— BEGIN Document extract —

Ambiguous If Statement

C, C++, Java (but not Ada) all allow

   if (b1) 
      if (b2) 
         s1; 
      else 
         s2;

The following grammar will generate the if statement above (with keyword then added for clarity)

STMT   -> ASSIGN | IFSTMT
ASSIGN -> ...

IFSTMT -> if BOOL then STMT
        | if BOOL then STMT else STMT

The grammar above is ambiguous because there are two leftmost derivations of if then if then s1 else s2 (ie the grammar does not uniquely specify which if the else goes with). The choice occurs at the first step, in which IFSTMT can be expanded using either production.

The following grammar generates the same statements and is unambigous. It matches an else with the closest if that is unmatched or that is not in an begin/end block

STMT -> MATCHED | UNMATCHED

MATCHED   -> if BOOL then MATCHED else MATCHED
           | ASSIGN 
           | begin STMT end 

UNMATCHED -> if BOOL then STMT
           | if BOOL then MATCHED else UNMATCHED

Note that in a MATCHED statement an if either has an else or it is within a begin/end block. (An inductive proof is needed to show this is true since the definition of MATCHED is recursive.)

— END Document extract —

= Job 1 =
Write out the passage from the text on the ambiguous if statement, starting with "The grammar above" and going on through "using either production.".
= Job 2 =
According to the text on the ambiguous if statement, which language does not allow the nested if-else form shown at the top?
= Job 3 =
Carry on the text about the ambiguous if statement from its final sentence onward.

— BEGIN Given information —

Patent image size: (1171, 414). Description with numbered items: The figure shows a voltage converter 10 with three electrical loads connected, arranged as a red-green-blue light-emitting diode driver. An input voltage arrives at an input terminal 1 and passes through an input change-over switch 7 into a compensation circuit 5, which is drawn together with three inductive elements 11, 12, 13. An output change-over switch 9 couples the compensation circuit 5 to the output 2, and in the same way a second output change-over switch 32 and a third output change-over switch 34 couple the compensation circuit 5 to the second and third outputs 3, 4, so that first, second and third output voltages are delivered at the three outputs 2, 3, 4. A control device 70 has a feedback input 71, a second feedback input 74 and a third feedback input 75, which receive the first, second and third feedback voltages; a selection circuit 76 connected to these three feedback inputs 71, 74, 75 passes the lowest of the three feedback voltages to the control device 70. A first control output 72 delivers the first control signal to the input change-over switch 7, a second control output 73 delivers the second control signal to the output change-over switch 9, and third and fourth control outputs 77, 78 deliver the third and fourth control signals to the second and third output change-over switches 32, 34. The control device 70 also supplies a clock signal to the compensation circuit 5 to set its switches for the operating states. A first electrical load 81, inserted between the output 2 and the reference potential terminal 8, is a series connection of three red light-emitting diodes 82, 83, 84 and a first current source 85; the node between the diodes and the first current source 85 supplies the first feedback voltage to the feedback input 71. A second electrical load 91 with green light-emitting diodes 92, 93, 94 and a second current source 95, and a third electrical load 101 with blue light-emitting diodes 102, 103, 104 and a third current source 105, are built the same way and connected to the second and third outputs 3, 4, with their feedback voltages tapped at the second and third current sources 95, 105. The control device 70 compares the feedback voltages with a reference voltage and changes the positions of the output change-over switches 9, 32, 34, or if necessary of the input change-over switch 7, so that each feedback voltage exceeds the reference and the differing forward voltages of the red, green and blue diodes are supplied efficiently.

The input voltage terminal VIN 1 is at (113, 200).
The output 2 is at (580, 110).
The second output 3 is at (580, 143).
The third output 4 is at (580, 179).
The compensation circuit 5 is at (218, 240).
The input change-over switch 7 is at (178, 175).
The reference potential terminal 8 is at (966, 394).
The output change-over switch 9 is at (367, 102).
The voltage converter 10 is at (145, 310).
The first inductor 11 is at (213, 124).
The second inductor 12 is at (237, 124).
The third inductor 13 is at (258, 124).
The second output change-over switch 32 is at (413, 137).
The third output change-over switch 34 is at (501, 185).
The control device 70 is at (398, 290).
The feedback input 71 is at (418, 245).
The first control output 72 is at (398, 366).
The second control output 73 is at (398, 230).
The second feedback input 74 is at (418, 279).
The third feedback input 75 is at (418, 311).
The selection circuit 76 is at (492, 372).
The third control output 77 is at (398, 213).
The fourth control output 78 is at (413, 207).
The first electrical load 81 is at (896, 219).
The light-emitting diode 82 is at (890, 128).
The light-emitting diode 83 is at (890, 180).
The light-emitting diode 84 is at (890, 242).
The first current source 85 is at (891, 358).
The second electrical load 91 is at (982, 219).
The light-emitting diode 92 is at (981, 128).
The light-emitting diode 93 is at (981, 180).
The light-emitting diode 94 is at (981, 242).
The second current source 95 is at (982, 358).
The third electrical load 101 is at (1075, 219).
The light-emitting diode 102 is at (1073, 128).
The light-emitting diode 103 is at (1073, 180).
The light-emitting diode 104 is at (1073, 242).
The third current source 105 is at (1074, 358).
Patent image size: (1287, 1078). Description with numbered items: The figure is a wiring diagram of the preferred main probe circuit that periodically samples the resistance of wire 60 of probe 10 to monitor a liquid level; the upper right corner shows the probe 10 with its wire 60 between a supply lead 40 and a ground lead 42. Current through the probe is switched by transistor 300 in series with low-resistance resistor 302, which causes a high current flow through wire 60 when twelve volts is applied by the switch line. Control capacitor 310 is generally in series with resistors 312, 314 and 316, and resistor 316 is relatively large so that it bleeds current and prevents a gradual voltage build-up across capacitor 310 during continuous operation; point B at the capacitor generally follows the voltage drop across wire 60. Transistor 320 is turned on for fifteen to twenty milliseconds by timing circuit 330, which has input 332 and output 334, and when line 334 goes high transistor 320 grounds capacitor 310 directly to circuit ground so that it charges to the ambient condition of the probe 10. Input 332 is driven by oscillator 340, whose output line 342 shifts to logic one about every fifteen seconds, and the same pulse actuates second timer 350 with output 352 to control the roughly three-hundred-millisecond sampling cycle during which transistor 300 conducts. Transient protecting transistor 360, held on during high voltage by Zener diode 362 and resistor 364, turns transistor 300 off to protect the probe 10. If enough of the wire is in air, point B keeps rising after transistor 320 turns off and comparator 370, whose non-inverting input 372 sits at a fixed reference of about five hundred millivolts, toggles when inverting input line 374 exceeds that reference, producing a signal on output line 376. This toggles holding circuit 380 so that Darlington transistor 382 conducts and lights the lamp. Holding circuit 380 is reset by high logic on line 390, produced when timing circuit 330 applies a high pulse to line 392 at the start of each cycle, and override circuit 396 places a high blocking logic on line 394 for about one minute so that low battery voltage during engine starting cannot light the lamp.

— END Given information —

= Task answer 1 =
The grammar above is ambiguous because there are two leftmost derivations of if then if then s1 else s2 (ie the grammar does not uniquely specify which if the else goes with). The choice occurs at the first step, in which IFSTMT can be expanded using either production.

= Task answer 2 =
Ada

= Task answer 3 =
Also note that the only thing that precedes an else is a matched statement.
Thus it is impossible to have an if-then (without an else) that immediately precedes an else (unless that if-then is within a begin/end block).
Thus, the statment if then if then s1 else s2 can only be generated by starting with the first UNMATCHED production (ie you cannot start by generating the if then else).
Ada avoids the problem by using end if

Associativity

As already seen, grammars can specify associativity
Left Associativity, eg evaluate a+b+c as (a+b) + c
Right Associativity, eg evaluate a+b+c as a + (b+c)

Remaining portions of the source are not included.